━━ LISTING ━━

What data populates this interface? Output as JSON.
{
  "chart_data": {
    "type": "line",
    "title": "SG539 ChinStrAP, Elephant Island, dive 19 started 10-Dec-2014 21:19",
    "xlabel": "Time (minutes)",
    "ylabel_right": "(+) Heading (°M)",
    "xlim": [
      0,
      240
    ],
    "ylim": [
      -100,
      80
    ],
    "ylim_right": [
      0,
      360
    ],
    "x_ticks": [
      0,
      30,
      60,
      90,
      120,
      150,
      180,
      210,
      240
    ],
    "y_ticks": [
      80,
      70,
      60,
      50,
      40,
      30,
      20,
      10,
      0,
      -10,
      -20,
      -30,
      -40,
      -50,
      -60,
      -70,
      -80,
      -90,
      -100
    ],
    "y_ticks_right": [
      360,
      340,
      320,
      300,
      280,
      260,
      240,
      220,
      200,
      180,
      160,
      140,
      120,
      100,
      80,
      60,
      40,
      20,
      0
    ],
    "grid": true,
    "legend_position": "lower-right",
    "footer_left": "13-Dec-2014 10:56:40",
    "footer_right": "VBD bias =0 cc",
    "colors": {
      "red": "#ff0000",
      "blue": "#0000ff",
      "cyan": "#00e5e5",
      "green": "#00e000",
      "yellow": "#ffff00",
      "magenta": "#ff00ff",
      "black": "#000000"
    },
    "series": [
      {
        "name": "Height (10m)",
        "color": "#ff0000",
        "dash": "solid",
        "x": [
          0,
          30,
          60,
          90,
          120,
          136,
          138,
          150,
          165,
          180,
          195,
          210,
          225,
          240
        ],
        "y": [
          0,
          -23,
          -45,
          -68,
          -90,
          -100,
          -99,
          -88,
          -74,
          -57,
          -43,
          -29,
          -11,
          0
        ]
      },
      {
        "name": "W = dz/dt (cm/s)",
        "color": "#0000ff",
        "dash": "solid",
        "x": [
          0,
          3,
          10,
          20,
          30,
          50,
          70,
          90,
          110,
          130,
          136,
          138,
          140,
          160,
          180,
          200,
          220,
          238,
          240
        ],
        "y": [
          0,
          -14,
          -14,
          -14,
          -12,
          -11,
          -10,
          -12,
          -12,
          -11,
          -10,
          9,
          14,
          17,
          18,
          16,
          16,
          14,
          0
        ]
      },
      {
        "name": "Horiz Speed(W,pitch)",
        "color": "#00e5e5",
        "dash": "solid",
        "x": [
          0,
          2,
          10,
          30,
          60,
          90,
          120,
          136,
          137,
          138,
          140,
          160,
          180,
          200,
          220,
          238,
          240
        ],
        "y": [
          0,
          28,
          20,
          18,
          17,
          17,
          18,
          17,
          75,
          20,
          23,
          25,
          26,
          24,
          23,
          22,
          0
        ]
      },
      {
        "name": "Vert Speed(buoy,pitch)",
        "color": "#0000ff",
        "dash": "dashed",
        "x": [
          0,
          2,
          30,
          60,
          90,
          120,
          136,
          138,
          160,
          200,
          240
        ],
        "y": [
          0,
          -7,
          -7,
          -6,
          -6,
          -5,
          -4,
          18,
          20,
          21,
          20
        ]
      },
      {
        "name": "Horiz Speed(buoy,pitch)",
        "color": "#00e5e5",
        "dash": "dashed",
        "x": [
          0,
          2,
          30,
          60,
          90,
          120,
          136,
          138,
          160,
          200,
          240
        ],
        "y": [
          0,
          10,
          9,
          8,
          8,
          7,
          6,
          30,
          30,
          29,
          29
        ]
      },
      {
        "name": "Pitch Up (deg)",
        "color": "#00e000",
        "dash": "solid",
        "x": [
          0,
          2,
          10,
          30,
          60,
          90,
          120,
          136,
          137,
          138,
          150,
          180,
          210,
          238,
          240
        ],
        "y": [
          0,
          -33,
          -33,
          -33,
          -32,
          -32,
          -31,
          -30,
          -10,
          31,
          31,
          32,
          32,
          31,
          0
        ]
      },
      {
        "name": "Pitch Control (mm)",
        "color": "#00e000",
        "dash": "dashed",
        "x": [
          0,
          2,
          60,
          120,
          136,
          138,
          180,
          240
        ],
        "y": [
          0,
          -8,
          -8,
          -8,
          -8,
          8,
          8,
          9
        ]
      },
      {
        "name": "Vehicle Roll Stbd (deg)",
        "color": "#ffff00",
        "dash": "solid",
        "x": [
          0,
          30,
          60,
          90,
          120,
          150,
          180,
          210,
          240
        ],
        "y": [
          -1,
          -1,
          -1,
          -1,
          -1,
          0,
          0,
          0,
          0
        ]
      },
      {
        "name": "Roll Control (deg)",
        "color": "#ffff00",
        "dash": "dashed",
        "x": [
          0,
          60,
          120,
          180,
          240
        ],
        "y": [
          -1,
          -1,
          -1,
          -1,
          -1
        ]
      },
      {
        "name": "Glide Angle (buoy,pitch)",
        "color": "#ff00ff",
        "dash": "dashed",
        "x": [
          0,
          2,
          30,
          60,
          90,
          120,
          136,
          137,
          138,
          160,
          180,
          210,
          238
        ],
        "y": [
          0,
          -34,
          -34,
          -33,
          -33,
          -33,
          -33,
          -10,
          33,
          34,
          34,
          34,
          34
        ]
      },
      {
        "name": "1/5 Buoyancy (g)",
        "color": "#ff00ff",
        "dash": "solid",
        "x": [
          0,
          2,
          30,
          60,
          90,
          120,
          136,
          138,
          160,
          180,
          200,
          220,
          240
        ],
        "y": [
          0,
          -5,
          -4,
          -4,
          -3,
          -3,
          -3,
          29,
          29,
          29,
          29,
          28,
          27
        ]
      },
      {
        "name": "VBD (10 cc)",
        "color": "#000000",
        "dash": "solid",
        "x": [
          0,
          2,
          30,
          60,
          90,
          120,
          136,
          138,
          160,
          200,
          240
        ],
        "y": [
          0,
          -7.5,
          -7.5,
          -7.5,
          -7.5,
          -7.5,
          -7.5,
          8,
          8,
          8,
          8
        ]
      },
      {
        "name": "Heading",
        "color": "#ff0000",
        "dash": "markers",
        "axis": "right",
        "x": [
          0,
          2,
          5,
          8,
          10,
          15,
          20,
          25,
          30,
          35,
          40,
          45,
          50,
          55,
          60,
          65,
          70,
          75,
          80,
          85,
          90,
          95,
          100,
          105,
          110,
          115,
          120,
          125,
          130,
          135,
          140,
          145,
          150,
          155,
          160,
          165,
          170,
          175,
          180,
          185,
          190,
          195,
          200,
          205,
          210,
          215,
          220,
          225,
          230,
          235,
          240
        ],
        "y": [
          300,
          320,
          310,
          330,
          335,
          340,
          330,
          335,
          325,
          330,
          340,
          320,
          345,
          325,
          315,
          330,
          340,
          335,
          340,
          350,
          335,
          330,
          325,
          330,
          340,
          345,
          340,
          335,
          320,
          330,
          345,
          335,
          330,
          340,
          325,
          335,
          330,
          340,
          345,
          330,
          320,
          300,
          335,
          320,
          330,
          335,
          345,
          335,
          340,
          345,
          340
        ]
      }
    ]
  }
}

━━━

Go through the listing above and list every line that has the word "Heading".

# RIGHT ANSWER
    "ylabel_right": "(+) Heading (°M)",
        "name": "Heading",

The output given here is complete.